Chart and figure data
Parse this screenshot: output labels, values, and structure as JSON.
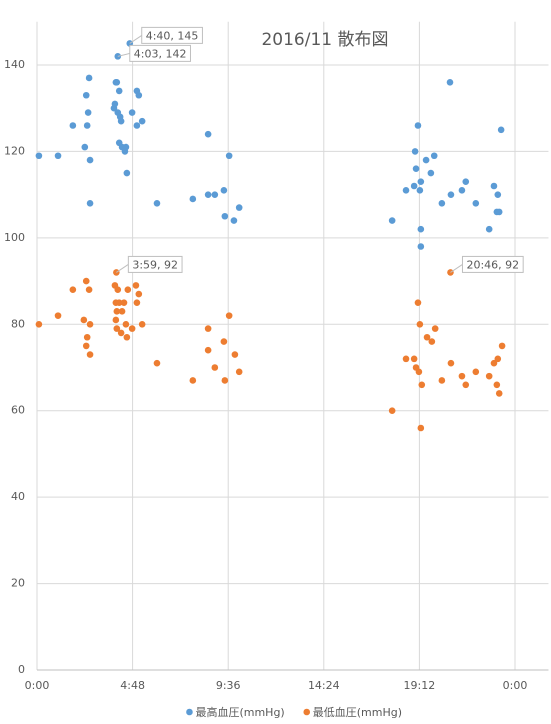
{
  "chart_data": {
    "type": "scatter",
    "title": "2016/11 散布図",
    "xlim": [
      0,
      1.07
    ],
    "ylim": [
      0,
      150
    ],
    "xticks": [
      {
        "value": 0,
        "label": "0:00"
      },
      {
        "value": 0.2,
        "label": "4:48"
      },
      {
        "value": 0.4,
        "label": "9:36"
      },
      {
        "value": 0.6,
        "label": "14:24"
      },
      {
        "value": 0.8,
        "label": "19:12"
      },
      {
        "value": 1,
        "label": "0:00"
      }
    ],
    "yticks": [
      0,
      20,
      40,
      60,
      80,
      100,
      120,
      140
    ],
    "grid": true,
    "legend": "bottom",
    "series": [
      {
        "name": "最高血圧(mmHg)",
        "color": "#5b9bd5",
        "x": [
          0.194,
          0.169,
          0.004,
          0.044,
          0.075,
          0.1,
          0.103,
          0.105,
          0.107,
          0.109,
          0.111,
          0.111,
          0.161,
          0.163,
          0.165,
          0.167,
          0.169,
          0.172,
          0.172,
          0.174,
          0.176,
          0.178,
          0.184,
          0.186,
          0.188,
          0.199,
          0.209,
          0.213,
          0.209,
          0.22,
          0.251,
          0.326,
          0.358,
          0.358,
          0.372,
          0.391,
          0.393,
          0.402,
          0.412,
          0.423,
          0.743,
          0.772,
          0.789,
          0.791,
          0.793,
          0.797,
          0.801,
          0.803,
          0.803,
          0.803,
          0.814,
          0.824,
          0.831,
          0.847,
          0.866,
          0.864,
          0.889,
          0.897,
          0.918,
          0.946,
          0.956,
          0.962,
          0.964,
          0.967,
          0.971
        ],
        "values": [
          145,
          142,
          119,
          119,
          126,
          121,
          133,
          126,
          129,
          137,
          118,
          108,
          130,
          131,
          136,
          136,
          129,
          134,
          122,
          128,
          127,
          121,
          120,
          121,
          115,
          129,
          134,
          133,
          126,
          127,
          108,
          109,
          124,
          110,
          110,
          111,
          105,
          119,
          104,
          107,
          104,
          111,
          112,
          120,
          116,
          126,
          111,
          113,
          102,
          98,
          118,
          115,
          119,
          108,
          110,
          136,
          111,
          113,
          108,
          102,
          112,
          106,
          110,
          106,
          125
        ],
        "value_labels": [
          "4:40, 145",
          "4:03, 142",
          null,
          null,
          null,
          null,
          null,
          null,
          null,
          null,
          null,
          null,
          null,
          null,
          null,
          null,
          null,
          null,
          null,
          null,
          null,
          null,
          null,
          null,
          null,
          null,
          null,
          null,
          null,
          null,
          null,
          null,
          null,
          null,
          null,
          null,
          null,
          null,
          null,
          null,
          null,
          null,
          null,
          null,
          null,
          null,
          null,
          null,
          null,
          null,
          null,
          null,
          null,
          null,
          null,
          null,
          null,
          null,
          null,
          null,
          null,
          null,
          null,
          null,
          null
        ]
      },
      {
        "name": "最低血圧(mmHg)",
        "color": "#ed7d31",
        "x": [
          0.166,
          0.865,
          0.004,
          0.044,
          0.075,
          0.098,
          0.103,
          0.105,
          0.109,
          0.111,
          0.111,
          0.103,
          0.163,
          0.165,
          0.165,
          0.167,
          0.167,
          0.169,
          0.172,
          0.176,
          0.178,
          0.182,
          0.186,
          0.188,
          0.19,
          0.199,
          0.207,
          0.209,
          0.213,
          0.22,
          0.251,
          0.326,
          0.358,
          0.358,
          0.372,
          0.391,
          0.393,
          0.402,
          0.414,
          0.423,
          0.743,
          0.772,
          0.789,
          0.793,
          0.797,
          0.799,
          0.801,
          0.803,
          0.805,
          0.816,
          0.826,
          0.833,
          0.847,
          0.866,
          0.889,
          0.897,
          0.918,
          0.946,
          0.956,
          0.962,
          0.964,
          0.967,
          0.973
        ],
        "values": [
          92,
          92,
          80,
          82,
          88,
          81,
          90,
          77,
          88,
          80,
          73,
          75,
          89,
          85,
          81,
          83,
          79,
          88,
          85,
          78,
          83,
          85,
          80,
          77,
          88,
          79,
          89,
          85,
          87,
          80,
          71,
          67,
          79,
          74,
          70,
          76,
          67,
          82,
          73,
          69,
          60,
          72,
          72,
          70,
          85,
          69,
          80,
          56,
          66,
          77,
          76,
          79,
          67,
          71,
          68,
          66,
          69,
          68,
          71,
          66,
          72,
          64,
          75
        ],
        "value_labels": [
          "3:59, 92",
          "20:46, 92",
          null,
          null,
          null,
          null,
          null,
          null,
          null,
          null,
          null,
          null,
          null,
          null,
          null,
          null,
          null,
          null,
          null,
          null,
          null,
          null,
          null,
          null,
          null,
          null,
          null,
          null,
          null,
          null,
          null,
          null,
          null,
          null,
          null,
          null,
          null,
          null,
          null,
          null,
          null,
          null,
          null,
          null,
          null,
          null,
          null,
          null,
          null,
          null,
          null,
          null,
          null,
          null,
          null,
          null,
          null,
          null,
          null,
          null,
          null,
          null,
          null
        ]
      }
    ]
  }
}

_Prompt:_
Please write out all of the material above without changing a word, and omit any pictures.

_Final result:_
Parse this screenshot: output labels, values, and structure as JSON.
{
  "chart_data": {
    "type": "scatter",
    "title": "2016/11 散布図",
    "xlim": [
      0,
      1.07
    ],
    "ylim": [
      0,
      150
    ],
    "xticks": [
      {
        "value": 0,
        "label": "0:00"
      },
      {
        "value": 0.2,
        "label": "4:48"
      },
      {
        "value": 0.4,
        "label": "9:36"
      },
      {
        "value": 0.6,
        "label": "14:24"
      },
      {
        "value": 0.8,
        "label": "19:12"
      },
      {
        "value": 1,
        "label": "0:00"
      }
    ],
    "yticks": [
      0,
      20,
      40,
      60,
      80,
      100,
      120,
      140
    ],
    "grid": true,
    "legend": "bottom",
    "series": [
      {
        "name": "最高血圧(mmHg)",
        "color": "#5b9bd5",
        "x": [
          0.194,
          0.169,
          0.004,
          0.044,
          0.075,
          0.1,
          0.103,
          0.105,
          0.107,
          0.109,
          0.111,
          0.111,
          0.161,
          0.163,
          0.165,
          0.167,
          0.169,
          0.172,
          0.172,
          0.174,
          0.176,
          0.178,
          0.184,
          0.186,
          0.188,
          0.199,
          0.209,
          0.213,
          0.209,
          0.22,
          0.251,
          0.326,
          0.358,
          0.358,
          0.372,
          0.391,
          0.393,
          0.402,
          0.412,
          0.423,
          0.743,
          0.772,
          0.789,
          0.791,
          0.793,
          0.797,
          0.801,
          0.803,
          0.803,
          0.803,
          0.814,
          0.824,
          0.831,
          0.847,
          0.866,
          0.864,
          0.889,
          0.897,
          0.918,
          0.946,
          0.956,
          0.962,
          0.964,
          0.967,
          0.971
        ],
        "values": [
          145,
          142,
          119,
          119,
          126,
          121,
          133,
          126,
          129,
          137,
          118,
          108,
          130,
          131,
          136,
          136,
          129,
          134,
          122,
          128,
          127,
          121,
          120,
          121,
          115,
          129,
          134,
          133,
          126,
          127,
          108,
          109,
          124,
          110,
          110,
          111,
          105,
          119,
          104,
          107,
          104,
          111,
          112,
          120,
          116,
          126,
          111,
          113,
          102,
          98,
          118,
          115,
          119,
          108,
          110,
          136,
          111,
          113,
          108,
          102,
          112,
          106,
          110,
          106,
          125
        ],
        "value_labels": [
          "4:40, 145",
          "4:03, 142",
          null,
          null,
          null,
          null,
          null,
          null,
          null,
          null,
          null,
          null,
          null,
          null,
          null,
          null,
          null,
          null,
          null,
          null,
          null,
          null,
          null,
          null,
          null,
          null,
          null,
          null,
          null,
          null,
          null,
          null,
          null,
          null,
          null,
          null,
          null,
          null,
          null,
          null,
          null,
          null,
          null,
          null,
          null,
          null,
          null,
          null,
          null,
          null,
          null,
          null,
          null,
          null,
          null,
          null,
          null,
          null,
          null,
          null,
          null,
          null,
          null,
          null,
          null
        ]
      },
      {
        "name": "最低血圧(mmHg)",
        "color": "#ed7d31",
        "x": [
          0.166,
          0.865,
          0.004,
          0.044,
          0.075,
          0.098,
          0.103,
          0.105,
          0.109,
          0.111,
          0.111,
          0.103,
          0.163,
          0.165,
          0.165,
          0.167,
          0.167,
          0.169,
          0.172,
          0.176,
          0.178,
          0.182,
          0.186,
          0.188,
          0.19,
          0.199,
          0.207,
          0.209,
          0.213,
          0.22,
          0.251,
          0.326,
          0.358,
          0.358,
          0.372,
          0.391,
          0.393,
          0.402,
          0.414,
          0.423,
          0.743,
          0.772,
          0.789,
          0.793,
          0.797,
          0.799,
          0.801,
          0.803,
          0.805,
          0.816,
          0.826,
          0.833,
          0.847,
          0.866,
          0.889,
          0.897,
          0.918,
          0.946,
          0.956,
          0.962,
          0.964,
          0.967,
          0.973
        ],
        "values": [
          92,
          92,
          80,
          82,
          88,
          81,
          90,
          77,
          88,
          80,
          73,
          75,
          89,
          85,
          81,
          83,
          79,
          88,
          85,
          78,
          83,
          85,
          80,
          77,
          88,
          79,
          89,
          85,
          87,
          80,
          71,
          67,
          79,
          74,
          70,
          76,
          67,
          82,
          73,
          69,
          60,
          72,
          72,
          70,
          85,
          69,
          80,
          56,
          66,
          77,
          76,
          79,
          67,
          71,
          68,
          66,
          69,
          68,
          71,
          66,
          72,
          64,
          75
        ],
        "value_labels": [
          "3:59, 92",
          "20:46, 92",
          null,
          null,
          null,
          null,
          null,
          null,
          null,
          null,
          null,
          null,
          null,
          null,
          null,
          null,
          null,
          null,
          null,
          null,
          null,
          null,
          null,
          null,
          null,
          null,
          null,
          null,
          null,
          null,
          null,
          null,
          null,
          null,
          null,
          null,
          null,
          null,
          null,
          null,
          null,
          null,
          null,
          null,
          null,
          null,
          null,
          null,
          null,
          null,
          null,
          null,
          null,
          null,
          null,
          null,
          null,
          null,
          null,
          null,
          null,
          null,
          null
        ]
      }
    ]
  }
}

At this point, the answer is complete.